__WRITTEN INSTRUCTION__
Copy out all lines in the data below containing the string "Maternal".

** START OF AVAILABLE DATA **

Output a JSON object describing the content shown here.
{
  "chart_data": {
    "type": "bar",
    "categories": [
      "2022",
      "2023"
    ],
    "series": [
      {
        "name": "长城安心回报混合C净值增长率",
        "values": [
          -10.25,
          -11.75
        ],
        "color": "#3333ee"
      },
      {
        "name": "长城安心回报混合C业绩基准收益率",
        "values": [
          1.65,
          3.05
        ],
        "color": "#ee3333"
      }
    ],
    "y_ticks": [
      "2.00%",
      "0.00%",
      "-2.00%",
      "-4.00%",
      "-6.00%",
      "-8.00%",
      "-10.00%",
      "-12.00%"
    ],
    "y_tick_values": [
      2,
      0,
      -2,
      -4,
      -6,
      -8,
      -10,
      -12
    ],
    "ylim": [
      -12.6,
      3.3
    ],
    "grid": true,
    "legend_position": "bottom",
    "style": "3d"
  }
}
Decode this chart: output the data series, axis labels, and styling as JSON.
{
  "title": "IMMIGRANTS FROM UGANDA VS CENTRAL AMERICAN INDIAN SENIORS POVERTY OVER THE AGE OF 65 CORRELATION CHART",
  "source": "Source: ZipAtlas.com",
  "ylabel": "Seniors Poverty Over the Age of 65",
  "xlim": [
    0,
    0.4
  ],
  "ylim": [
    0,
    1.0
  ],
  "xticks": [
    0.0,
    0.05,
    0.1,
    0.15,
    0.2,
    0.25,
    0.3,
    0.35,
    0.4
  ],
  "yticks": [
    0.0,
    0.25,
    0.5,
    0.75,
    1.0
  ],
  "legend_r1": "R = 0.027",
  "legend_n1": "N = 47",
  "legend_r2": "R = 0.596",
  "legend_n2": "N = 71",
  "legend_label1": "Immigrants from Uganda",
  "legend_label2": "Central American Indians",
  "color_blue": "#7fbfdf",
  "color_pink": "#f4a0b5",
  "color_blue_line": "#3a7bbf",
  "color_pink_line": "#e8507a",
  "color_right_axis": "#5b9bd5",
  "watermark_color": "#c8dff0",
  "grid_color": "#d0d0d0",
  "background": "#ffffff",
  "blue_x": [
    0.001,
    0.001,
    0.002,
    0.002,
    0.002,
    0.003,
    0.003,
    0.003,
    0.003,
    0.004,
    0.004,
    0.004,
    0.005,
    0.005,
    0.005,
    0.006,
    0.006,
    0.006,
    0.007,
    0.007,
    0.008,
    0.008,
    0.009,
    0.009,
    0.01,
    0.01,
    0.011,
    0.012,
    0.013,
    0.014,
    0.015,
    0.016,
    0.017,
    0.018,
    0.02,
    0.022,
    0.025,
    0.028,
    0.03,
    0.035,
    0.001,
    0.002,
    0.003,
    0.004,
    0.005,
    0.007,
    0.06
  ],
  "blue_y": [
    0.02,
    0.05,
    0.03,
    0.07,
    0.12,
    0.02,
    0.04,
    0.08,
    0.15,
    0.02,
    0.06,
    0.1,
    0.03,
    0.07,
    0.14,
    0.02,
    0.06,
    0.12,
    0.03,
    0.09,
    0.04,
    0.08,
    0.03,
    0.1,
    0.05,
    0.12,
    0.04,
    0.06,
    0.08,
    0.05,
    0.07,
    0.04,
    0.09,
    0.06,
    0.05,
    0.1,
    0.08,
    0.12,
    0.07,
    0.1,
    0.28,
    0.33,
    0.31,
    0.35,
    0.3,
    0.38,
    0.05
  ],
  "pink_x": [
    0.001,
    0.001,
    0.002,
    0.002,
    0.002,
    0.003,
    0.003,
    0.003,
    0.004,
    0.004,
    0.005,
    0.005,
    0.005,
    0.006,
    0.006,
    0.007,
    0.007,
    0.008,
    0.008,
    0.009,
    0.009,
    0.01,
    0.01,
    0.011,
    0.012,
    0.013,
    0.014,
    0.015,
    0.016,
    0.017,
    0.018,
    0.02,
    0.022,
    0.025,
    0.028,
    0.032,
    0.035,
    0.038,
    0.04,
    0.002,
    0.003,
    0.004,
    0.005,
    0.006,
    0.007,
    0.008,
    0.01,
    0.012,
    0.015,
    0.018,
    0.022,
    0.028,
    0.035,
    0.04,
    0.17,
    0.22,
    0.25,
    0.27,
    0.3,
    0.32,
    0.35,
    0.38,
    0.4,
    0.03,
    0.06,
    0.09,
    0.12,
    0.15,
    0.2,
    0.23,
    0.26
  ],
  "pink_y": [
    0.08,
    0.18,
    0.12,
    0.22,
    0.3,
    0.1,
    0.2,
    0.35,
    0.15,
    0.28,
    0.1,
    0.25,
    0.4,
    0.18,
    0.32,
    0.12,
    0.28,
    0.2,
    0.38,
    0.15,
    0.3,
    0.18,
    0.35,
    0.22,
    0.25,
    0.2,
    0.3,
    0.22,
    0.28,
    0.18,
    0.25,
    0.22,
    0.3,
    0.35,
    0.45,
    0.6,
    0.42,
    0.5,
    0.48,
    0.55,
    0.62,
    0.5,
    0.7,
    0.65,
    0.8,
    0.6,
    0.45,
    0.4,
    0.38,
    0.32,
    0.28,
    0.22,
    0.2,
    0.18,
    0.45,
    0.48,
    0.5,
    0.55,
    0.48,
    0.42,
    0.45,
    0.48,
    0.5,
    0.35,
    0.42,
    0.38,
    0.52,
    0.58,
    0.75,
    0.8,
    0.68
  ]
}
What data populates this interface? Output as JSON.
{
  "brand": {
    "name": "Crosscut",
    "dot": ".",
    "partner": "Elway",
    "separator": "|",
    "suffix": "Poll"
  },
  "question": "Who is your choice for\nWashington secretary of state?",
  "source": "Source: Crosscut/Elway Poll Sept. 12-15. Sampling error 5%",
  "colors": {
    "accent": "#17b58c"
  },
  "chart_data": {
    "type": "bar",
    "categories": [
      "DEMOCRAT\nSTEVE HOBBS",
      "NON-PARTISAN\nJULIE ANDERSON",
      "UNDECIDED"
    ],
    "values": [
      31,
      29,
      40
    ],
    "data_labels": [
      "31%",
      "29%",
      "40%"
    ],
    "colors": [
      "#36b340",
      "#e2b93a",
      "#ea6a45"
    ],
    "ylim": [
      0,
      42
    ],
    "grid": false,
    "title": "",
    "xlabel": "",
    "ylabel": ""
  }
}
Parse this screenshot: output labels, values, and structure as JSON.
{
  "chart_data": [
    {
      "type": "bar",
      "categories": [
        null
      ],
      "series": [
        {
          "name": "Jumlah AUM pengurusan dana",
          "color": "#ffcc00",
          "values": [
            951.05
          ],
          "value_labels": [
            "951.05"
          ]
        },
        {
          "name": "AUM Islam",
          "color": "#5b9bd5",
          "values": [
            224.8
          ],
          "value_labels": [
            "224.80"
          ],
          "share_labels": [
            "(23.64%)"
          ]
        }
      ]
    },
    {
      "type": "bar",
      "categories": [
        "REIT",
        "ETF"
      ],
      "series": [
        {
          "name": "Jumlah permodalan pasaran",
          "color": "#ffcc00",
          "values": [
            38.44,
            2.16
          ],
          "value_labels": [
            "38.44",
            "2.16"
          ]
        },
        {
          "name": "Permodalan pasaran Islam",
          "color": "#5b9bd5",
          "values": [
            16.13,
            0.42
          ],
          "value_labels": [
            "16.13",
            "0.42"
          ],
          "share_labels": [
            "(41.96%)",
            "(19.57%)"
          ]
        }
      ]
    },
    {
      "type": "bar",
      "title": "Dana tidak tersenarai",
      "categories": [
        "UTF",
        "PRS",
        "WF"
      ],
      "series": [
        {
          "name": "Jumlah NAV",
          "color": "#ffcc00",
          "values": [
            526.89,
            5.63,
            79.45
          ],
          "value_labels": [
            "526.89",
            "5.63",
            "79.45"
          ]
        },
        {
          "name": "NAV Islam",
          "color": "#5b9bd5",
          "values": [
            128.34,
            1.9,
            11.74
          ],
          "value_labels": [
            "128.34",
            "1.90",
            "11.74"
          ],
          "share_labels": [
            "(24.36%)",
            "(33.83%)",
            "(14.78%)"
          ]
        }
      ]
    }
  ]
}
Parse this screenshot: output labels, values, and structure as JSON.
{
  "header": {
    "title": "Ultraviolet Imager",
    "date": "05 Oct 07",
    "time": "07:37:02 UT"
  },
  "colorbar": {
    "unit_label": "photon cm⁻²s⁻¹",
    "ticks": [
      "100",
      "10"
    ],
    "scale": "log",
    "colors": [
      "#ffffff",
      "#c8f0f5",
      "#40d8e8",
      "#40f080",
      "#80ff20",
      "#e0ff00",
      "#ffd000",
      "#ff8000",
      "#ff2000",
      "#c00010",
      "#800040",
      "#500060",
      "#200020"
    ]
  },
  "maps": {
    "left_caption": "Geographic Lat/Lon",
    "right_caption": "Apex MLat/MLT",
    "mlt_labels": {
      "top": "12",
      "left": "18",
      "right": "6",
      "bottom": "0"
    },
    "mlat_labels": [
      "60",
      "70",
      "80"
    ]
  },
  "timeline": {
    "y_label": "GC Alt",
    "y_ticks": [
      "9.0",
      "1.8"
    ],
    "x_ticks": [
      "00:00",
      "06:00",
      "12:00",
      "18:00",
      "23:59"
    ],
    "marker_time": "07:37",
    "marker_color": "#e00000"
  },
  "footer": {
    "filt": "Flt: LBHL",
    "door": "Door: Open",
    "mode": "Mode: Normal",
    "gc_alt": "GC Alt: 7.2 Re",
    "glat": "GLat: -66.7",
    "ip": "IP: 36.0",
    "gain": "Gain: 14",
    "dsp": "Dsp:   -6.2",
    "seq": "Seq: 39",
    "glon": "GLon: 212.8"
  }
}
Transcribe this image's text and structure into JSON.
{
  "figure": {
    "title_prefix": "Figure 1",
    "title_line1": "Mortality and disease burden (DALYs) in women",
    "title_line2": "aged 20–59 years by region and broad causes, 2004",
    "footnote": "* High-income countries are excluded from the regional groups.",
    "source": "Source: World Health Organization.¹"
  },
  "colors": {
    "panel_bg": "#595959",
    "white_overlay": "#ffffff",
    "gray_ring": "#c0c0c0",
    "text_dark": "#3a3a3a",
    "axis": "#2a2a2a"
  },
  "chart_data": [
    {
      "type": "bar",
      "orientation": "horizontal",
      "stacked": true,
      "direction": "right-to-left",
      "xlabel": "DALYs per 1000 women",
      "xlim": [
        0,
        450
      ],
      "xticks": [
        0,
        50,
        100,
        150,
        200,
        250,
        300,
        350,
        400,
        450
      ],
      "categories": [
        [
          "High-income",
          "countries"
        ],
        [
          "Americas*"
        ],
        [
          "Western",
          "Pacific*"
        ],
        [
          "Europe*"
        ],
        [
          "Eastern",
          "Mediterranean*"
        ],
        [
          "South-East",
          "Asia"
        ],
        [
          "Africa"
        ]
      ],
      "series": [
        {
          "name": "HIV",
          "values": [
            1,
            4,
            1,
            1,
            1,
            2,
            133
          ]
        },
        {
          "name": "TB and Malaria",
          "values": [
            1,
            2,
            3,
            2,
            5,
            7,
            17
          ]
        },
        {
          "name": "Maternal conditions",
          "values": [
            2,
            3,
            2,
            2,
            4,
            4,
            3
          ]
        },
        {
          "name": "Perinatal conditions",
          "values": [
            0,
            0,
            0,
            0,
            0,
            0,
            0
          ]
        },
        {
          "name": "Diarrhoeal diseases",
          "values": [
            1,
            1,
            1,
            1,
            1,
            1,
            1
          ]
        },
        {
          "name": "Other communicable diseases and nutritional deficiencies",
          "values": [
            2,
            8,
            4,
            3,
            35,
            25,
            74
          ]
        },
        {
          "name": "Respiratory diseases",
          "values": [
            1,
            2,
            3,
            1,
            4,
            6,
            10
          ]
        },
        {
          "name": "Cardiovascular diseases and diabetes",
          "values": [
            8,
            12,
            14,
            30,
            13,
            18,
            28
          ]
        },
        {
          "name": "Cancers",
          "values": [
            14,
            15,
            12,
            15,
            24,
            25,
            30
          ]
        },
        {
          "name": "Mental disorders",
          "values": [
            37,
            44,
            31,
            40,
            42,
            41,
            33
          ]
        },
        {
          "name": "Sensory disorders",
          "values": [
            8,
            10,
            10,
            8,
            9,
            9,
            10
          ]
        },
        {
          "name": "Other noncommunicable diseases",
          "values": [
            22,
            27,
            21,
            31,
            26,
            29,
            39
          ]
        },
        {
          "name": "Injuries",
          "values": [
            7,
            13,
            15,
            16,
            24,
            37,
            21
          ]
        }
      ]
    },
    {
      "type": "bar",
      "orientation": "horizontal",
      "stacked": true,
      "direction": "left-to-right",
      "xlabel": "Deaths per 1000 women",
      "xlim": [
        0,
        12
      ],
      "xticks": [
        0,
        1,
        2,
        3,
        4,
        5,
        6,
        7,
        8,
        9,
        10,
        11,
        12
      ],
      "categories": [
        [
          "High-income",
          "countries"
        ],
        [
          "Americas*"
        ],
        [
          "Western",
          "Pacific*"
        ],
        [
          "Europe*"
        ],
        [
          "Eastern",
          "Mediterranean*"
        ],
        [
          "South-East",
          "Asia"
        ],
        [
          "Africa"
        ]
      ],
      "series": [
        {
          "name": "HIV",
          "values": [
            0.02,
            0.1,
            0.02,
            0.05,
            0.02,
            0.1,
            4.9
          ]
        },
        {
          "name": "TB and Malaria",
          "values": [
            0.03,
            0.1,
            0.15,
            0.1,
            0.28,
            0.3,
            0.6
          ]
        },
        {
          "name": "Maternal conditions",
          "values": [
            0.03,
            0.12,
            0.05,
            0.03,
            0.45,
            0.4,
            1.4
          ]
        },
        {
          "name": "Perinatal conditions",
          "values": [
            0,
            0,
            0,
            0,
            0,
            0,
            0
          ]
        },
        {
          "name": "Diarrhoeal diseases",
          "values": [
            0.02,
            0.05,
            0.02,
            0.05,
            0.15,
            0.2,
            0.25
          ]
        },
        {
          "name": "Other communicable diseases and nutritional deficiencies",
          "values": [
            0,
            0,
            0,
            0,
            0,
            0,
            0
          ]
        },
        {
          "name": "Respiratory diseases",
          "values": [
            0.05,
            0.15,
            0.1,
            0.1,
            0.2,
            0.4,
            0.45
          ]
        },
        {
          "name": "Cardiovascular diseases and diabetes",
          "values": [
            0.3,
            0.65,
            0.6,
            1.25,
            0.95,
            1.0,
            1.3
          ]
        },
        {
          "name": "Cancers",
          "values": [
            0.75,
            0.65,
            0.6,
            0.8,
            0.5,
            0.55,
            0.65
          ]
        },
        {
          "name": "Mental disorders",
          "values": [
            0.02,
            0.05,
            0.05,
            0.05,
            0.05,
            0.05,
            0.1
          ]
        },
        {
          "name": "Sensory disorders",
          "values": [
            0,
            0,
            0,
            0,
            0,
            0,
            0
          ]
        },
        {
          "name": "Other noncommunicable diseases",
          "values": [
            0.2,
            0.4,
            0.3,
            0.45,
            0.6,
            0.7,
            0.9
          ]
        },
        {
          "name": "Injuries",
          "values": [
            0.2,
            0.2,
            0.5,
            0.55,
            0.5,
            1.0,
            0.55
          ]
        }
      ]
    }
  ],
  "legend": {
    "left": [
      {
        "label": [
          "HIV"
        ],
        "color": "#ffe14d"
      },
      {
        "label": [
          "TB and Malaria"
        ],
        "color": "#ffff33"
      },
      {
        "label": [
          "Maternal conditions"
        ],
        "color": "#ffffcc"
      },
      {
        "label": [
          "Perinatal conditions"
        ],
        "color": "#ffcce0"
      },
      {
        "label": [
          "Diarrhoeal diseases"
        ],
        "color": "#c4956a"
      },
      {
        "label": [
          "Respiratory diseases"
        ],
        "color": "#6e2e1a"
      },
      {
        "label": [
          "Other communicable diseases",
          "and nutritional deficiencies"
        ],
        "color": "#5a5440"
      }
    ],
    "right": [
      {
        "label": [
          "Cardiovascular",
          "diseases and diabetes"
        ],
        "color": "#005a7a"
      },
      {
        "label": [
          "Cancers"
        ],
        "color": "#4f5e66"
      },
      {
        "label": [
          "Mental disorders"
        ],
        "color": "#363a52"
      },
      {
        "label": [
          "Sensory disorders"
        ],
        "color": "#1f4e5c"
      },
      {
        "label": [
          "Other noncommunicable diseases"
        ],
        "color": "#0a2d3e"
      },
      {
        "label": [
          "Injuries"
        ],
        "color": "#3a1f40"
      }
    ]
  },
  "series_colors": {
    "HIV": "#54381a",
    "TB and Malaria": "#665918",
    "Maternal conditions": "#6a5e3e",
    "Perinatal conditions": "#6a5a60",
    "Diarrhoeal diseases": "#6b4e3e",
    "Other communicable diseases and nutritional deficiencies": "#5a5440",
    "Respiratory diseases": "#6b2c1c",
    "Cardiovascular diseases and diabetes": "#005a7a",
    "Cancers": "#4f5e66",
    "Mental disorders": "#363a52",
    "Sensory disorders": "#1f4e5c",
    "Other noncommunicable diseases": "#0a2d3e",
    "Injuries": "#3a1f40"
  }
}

** END OF AVAILABLE DATA **

__OUTPUT BELOW__
          "name": "Maternal conditions",
          "name": "Maternal conditions",
          "Maternal conditions"
    "Maternal conditions": "#6a5e3e",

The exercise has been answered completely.